> Required work:
All of the data should be output character for character, except the pictures.

>> Start Given entries

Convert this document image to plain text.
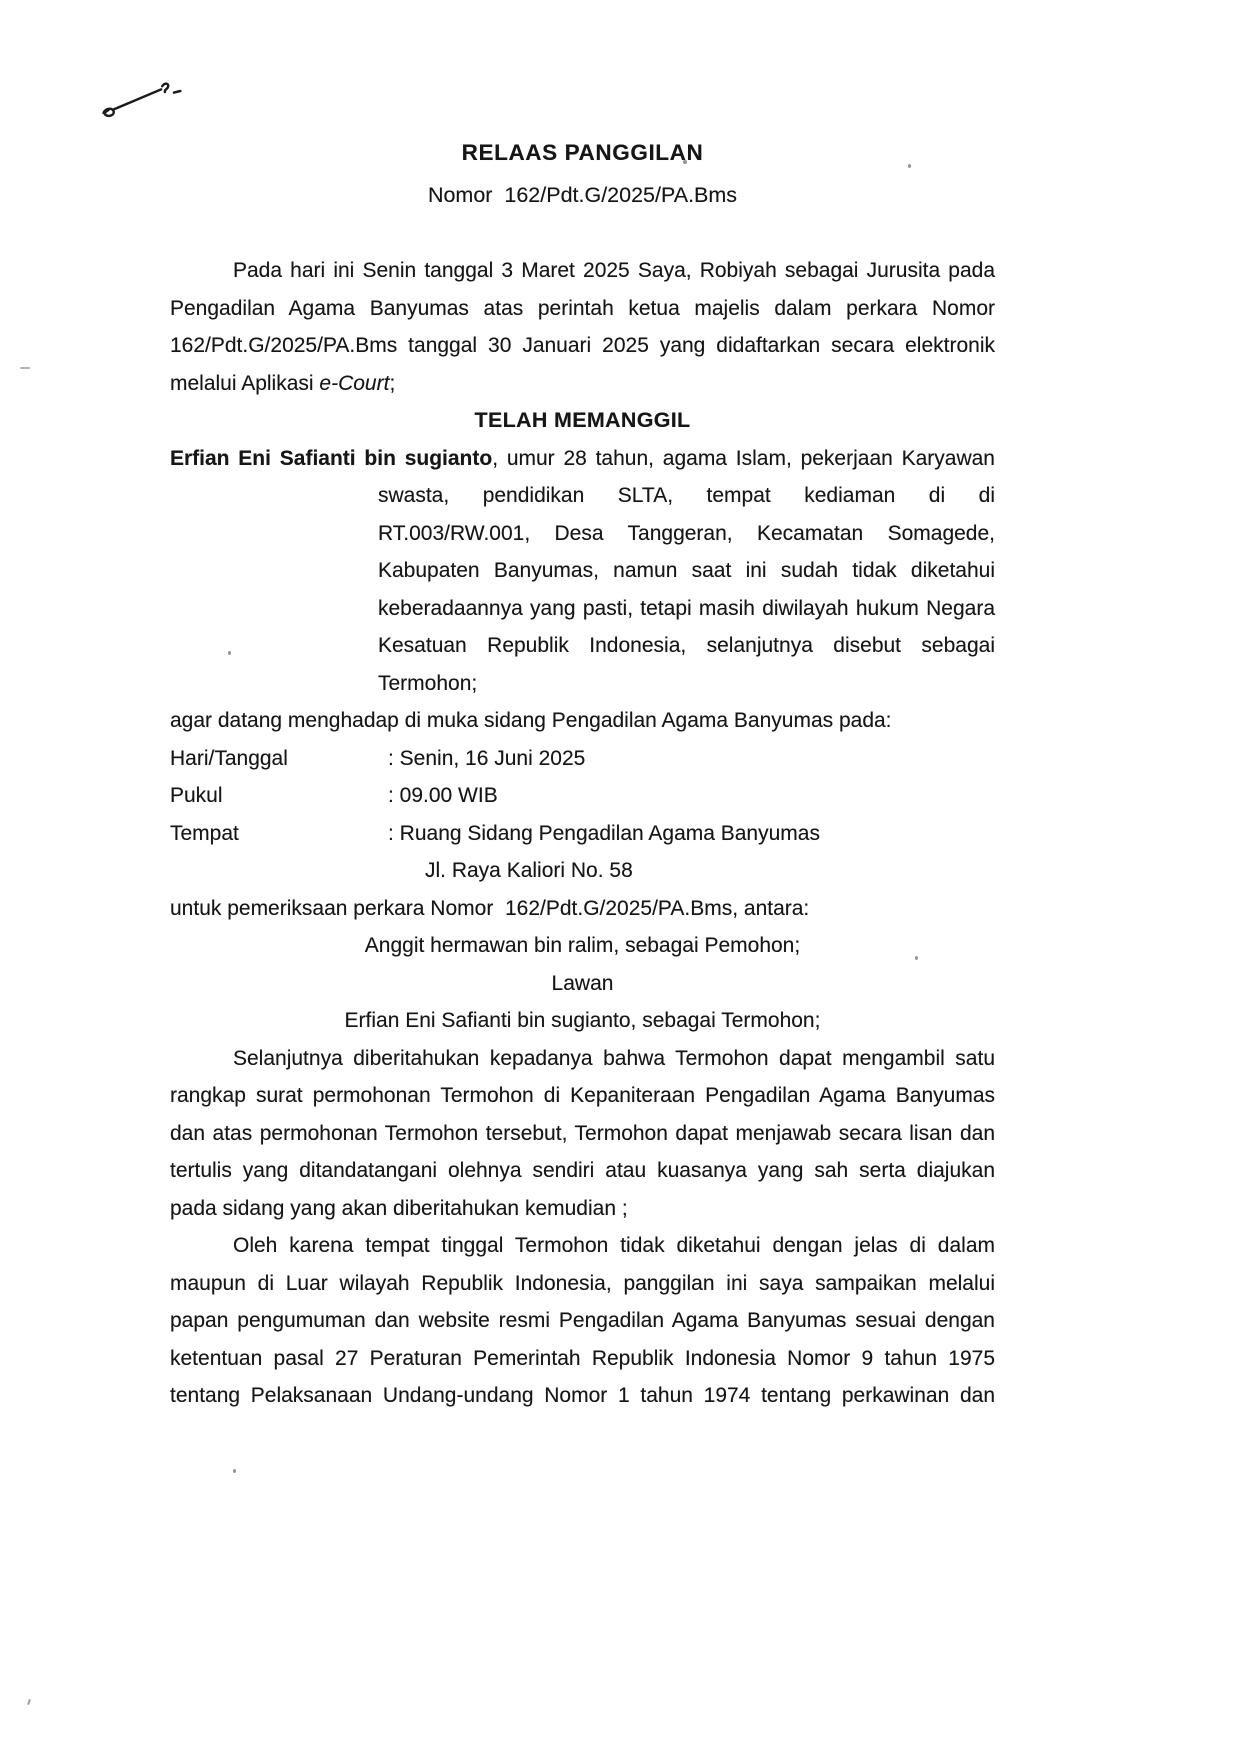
RELAAS PANGGILAN
Nomor  162/Pdt.G/2025/PA.Bms
Pada hari ini Senin tanggal 3 Maret 2025 Saya, Robiyah sebagai Jurusita pada
Pengadilan Agama Banyumas atas perintah ketua majelis dalam perkara Nomor
162/Pdt.G/2025/PA.Bms tanggal 30 Januari 2025 yang didaftarkan secara elektronik
melalui Aplikasi e-Court;
TELAH MEMANGGIL
Erfian Eni Safianti bin sugianto, umur 28 tahun, agama Islam, pekerjaan Karyawan
swasta, pendidikan SLTA, tempat kediaman di di
RT.003/RW.001, Desa Tanggeran, Kecamatan Somagede,
Kabupaten Banyumas, namun saat ini sudah tidak diketahui
keberadaannya yang pasti, tetapi masih diwilayah hukum Negara
Kesatuan Republik Indonesia, selanjutnya disebut sebagai
Termohon;
agar datang menghadap di muka sidang Pengadilan Agama Banyumas pada:
Hari/Tanggal	: Senin, 16 Juni 2025
Pukul	: 09.00 WIB
Tempat	: Ruang Sidang Pengadilan Agama Banyumas
Jl. Raya Kaliori No. 58
untuk pemeriksaan perkara Nomor  162/Pdt.G/2025/PA.Bms, antara:
Anggit hermawan bin ralim, sebagai Pemohon;
Lawan
Erfian Eni Safianti bin sugianto, sebagai Termohon;
Selanjutnya diberitahukan kepadanya bahwa Termohon dapat mengambil satu
rangkap surat permohonan Termohon di Kepaniteraan Pengadilan Agama Banyumas
dan atas permohonan Termohon tersebut, Termohon dapat menjawab secara lisan dan
tertulis yang ditandatangani olehnya sendiri atau kuasanya yang sah serta diajukan
pada sidang yang akan diberitahukan kemudian ;
Oleh karena tempat tinggal Termohon tidak diketahui dengan jelas di dalam
maupun di Luar wilayah Republik Indonesia, panggilan ini saya sampaikan melalui
papan pengumuman dan website resmi Pengadilan Agama Banyumas sesuai dengan
ketentuan pasal 27 Peraturan Pemerintah Republik Indonesia Nomor 9 tahun 1975
tentang Pelaksanaan Undang-undang Nomor 1 tahun 1974 tentang perkawinan dan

>> End Given entries

> Task response:
Convert this document image to plain text.
RELAAS PANGGILAN
Nomor  162/Pdt.G/2025/PA.Bms
Pada hari ini Senin tanggal 3 Maret 2025 Saya, Robiyah sebagai Jurusita pada
Pengadilan Agama Banyumas atas perintah ketua majelis dalam perkara Nomor
162/Pdt.G/2025/PA.Bms tanggal 30 Januari 2025 yang didaftarkan secara elektronik
melalui Aplikasi e-Court;
TELAH MEMANGGIL
Erfian Eni Safianti bin sugianto, umur 28 tahun, agama Islam, pekerjaan Karyawan
swasta, pendidikan SLTA, tempat kediaman di di
RT.003/RW.001, Desa Tanggeran, Kecamatan Somagede,
Kabupaten Banyumas, namun saat ini sudah tidak diketahui
keberadaannya yang pasti, tetapi masih diwilayah hukum Negara
Kesatuan Republik Indonesia, selanjutnya disebut sebagai
Termohon;
agar datang menghadap di muka sidang Pengadilan Agama Banyumas pada:
Hari/Tanggal	: Senin, 16 Juni 2025
Pukul	: 09.00 WIB
Tempat	: Ruang Sidang Pengadilan Agama Banyumas
Jl. Raya Kaliori No. 58
untuk pemeriksaan perkara Nomor  162/Pdt.G/2025/PA.Bms, antara:
Anggit hermawan bin ralim, sebagai Pemohon;
Lawan
Erfian Eni Safianti bin sugianto, sebagai Termohon;
Selanjutnya diberitahukan kepadanya bahwa Termohon dapat mengambil satu
rangkap surat permohonan Termohon di Kepaniteraan Pengadilan Agama Banyumas
dan atas permohonan Termohon tersebut, Termohon dapat menjawab secara lisan dan
tertulis yang ditandatangani olehnya sendiri atau kuasanya yang sah serta diajukan
pada sidang yang akan diberitahukan kemudian ;
Oleh karena tempat tinggal Termohon tidak diketahui dengan jelas di dalam
maupun di Luar wilayah Republik Indonesia, panggilan ini saya sampaikan melalui
papan pengumuman dan website resmi Pengadilan Agama Banyumas sesuai dengan
ketentuan pasal 27 Peraturan Pemerintah Republik Indonesia Nomor 9 tahun 1975
tentang Pelaksanaan Undang-undang Nomor 1 tahun 1974 tentang perkawinan dan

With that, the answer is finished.